## EXTRACT PROVIDED
3. Theoretical Analysis and Research Hypotheses

3.1. Direct Effects of the Digital Economy on Tourism Economic Resilience

The digital economy is profoundly reshaping the operational logic of the tourism industry. On the one hand, digital technologies break down traditional geographical and sectoral boundaries, reduce information asymmetry, and facilitate more efficient coordination and integration across the tourism industry chain. On the other hand, the digital economy promotes deep integration between tourism and other industries [35], giving rise to emerging formats such as “tourism + culture”, “tourism + health”, and “tourism + sports”. These new business models contribute to the formation of a more resilient industrial ecosystem, enhance the tourism industry’s capacity to withstand external risks, and drive the continuous innovation-driven evolution of the tourism economic system [36,37].

Moreover, the digital economy strengthens continuity across the tourism service chain before, during, and after crisis events by enabling the rapid rebalancing of supply and demand based on real-time data. For instance, big data platforms dynamically monitor environmental quality and visitor flows in scenic areas, while intelligent control systems respond promptly to pollution incidents and overcrowding risks, thereby mitigating the adverse impacts of sudden shocks on tourism ecosystems [38]. Overall, the digital economy provides a solid foundation for the tourism industry to exhibit stronger adaptive capacity in response to economic fluctuations. Based on the above analysis, the following hypothesis is proposed:

H1: 

The digital economy has a significantly positive effect on tourism economic resilience.

## LISTED RECORDS
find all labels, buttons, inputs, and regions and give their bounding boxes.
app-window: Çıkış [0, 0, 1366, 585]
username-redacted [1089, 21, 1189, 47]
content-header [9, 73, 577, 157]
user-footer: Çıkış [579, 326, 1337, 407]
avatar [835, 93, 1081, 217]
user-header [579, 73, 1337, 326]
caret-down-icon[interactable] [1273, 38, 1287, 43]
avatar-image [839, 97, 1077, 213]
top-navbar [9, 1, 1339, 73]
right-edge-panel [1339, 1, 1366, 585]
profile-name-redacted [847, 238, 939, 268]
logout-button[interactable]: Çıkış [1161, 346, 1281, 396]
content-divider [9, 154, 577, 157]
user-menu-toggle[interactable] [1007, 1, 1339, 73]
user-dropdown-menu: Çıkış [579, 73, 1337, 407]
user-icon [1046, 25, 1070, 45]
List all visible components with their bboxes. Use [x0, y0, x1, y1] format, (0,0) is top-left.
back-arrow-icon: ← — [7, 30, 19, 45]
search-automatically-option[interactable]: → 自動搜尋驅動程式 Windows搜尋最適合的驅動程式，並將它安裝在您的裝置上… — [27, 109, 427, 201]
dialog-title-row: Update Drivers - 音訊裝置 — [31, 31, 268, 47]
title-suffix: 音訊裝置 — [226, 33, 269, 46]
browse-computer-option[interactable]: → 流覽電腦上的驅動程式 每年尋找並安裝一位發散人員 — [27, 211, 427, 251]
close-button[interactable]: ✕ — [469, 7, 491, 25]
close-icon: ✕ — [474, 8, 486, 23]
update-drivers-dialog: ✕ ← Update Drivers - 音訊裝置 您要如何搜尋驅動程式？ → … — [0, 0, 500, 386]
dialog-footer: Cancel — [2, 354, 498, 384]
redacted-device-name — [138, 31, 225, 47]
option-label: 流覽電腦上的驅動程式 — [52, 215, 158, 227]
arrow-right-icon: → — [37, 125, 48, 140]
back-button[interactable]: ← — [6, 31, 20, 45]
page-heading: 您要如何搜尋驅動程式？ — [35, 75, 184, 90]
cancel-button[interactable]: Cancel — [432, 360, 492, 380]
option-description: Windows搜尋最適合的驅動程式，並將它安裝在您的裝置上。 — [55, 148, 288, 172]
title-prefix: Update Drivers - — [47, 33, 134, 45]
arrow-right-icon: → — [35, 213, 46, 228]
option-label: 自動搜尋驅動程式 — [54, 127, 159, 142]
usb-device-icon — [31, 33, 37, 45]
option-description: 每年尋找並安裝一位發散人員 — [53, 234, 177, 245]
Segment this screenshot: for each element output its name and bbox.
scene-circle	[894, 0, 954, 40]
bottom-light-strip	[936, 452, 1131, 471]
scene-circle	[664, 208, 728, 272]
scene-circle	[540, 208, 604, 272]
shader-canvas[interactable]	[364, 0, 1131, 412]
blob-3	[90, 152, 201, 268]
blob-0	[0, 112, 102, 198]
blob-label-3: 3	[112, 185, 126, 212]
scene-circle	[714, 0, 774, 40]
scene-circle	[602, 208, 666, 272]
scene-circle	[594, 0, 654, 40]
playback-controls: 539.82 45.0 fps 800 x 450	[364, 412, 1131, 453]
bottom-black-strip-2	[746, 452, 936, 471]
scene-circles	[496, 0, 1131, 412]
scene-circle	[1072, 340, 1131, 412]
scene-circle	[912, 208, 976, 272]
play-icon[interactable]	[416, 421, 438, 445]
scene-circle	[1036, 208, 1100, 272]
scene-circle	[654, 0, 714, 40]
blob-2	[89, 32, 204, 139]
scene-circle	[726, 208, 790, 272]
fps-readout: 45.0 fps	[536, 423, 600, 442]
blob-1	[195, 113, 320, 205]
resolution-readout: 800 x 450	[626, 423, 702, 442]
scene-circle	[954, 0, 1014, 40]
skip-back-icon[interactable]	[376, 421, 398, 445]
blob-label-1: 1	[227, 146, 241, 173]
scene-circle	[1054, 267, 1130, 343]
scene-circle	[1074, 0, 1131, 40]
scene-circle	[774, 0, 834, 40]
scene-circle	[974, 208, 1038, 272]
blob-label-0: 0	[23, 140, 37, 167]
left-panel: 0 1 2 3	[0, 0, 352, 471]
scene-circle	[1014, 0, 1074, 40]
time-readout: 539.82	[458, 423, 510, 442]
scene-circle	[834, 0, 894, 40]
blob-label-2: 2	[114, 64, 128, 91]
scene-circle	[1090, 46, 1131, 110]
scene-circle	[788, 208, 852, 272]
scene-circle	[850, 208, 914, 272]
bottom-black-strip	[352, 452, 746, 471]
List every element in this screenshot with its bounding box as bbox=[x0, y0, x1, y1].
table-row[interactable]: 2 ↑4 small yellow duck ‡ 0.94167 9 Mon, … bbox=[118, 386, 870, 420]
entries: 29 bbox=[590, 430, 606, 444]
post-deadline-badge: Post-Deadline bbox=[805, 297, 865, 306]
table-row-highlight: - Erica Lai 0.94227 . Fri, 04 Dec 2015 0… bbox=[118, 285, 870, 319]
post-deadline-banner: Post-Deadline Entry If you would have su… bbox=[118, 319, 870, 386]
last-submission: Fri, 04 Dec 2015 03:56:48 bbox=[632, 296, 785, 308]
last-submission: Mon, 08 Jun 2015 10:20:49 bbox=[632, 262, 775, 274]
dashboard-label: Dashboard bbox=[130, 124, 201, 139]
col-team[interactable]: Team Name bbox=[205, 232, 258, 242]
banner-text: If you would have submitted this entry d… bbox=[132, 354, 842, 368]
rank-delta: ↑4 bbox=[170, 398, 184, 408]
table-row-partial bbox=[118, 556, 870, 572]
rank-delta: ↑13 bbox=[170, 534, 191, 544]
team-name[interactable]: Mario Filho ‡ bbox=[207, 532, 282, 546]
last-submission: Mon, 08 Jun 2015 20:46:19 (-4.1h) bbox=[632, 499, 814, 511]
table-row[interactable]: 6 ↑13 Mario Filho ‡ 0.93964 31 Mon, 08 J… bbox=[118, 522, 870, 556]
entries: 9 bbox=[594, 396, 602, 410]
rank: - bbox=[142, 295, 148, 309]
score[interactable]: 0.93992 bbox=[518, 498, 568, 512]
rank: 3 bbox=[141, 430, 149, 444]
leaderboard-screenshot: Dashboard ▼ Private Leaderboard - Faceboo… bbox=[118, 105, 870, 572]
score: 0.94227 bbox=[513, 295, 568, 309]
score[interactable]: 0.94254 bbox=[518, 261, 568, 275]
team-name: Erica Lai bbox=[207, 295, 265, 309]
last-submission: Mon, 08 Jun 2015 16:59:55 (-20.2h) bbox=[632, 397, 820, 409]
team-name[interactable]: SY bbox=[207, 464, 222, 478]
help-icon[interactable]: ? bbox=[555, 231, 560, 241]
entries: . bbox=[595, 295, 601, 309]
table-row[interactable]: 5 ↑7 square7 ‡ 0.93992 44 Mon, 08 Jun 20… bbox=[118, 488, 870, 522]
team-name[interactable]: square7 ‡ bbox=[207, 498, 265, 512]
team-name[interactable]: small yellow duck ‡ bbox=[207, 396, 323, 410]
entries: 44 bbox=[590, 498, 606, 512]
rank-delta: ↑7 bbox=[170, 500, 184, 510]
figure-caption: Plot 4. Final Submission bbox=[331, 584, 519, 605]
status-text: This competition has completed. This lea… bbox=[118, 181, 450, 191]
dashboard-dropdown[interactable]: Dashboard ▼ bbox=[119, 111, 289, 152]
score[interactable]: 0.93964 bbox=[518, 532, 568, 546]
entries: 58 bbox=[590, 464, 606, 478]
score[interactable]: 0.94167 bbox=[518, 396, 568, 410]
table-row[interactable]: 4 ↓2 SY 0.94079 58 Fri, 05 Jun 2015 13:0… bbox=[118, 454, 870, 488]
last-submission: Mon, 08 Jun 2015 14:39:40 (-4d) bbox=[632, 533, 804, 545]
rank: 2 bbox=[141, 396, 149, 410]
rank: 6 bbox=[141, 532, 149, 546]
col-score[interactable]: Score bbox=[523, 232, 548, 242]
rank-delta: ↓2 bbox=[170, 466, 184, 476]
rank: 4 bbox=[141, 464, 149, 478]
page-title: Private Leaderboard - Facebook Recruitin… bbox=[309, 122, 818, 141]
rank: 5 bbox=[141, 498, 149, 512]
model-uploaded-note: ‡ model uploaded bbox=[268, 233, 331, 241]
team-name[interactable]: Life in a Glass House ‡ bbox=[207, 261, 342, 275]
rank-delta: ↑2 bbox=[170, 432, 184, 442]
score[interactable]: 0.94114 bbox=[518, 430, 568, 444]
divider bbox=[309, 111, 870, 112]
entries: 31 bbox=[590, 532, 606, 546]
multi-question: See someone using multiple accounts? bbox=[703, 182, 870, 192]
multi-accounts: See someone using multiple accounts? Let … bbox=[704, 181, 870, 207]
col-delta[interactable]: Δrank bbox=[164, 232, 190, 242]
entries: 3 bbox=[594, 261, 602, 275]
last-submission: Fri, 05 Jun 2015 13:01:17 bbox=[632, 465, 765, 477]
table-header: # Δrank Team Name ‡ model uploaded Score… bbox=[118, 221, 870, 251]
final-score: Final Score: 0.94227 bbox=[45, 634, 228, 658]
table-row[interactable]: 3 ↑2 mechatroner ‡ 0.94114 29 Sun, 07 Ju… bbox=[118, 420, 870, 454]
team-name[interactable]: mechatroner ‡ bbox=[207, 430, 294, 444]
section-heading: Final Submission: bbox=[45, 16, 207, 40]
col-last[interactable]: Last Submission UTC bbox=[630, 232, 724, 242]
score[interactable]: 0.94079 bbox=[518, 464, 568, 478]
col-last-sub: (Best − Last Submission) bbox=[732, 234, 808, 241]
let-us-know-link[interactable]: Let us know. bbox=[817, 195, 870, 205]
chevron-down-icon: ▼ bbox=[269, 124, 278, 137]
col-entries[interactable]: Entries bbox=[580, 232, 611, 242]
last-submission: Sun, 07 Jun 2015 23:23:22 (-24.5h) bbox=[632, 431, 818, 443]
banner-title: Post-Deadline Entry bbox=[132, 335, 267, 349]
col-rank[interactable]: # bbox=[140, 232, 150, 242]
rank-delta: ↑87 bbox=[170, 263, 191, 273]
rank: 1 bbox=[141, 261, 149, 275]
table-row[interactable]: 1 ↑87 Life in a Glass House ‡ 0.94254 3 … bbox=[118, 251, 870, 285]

## WORK TO DO
Transcribe the passage on the digital economy and tourism resilience word for word, beginning at the words that open with "Moreover, the digital" and stopping after "tourism economic resilience.". The records were drawn from a separate source.

## EXERCISE ANSWER
Moreover, the digital economy strengthens continuity across the tourism service chain before, during, and after crisis events by enabling the rapid rebalancing of supply and demand based on real-time data. For instance, big data platforms dynamically monitor environmental quality and visitor flows in scenic areas, while intelligent control systems respond promptly to pollution incidents and overcrowding risks, thereby mitigating the adverse impacts of sudden shocks on tourism ecosystems [38]. Overall, the digital economy provides a solid foundation for the tourism industry to exhibit stronger adaptive capacity in response to economic fluctuations. Based on the above analysis, the following hypothesis is proposed:

H1: 

The digital economy has a significantly positive effect on tourism economic resilience.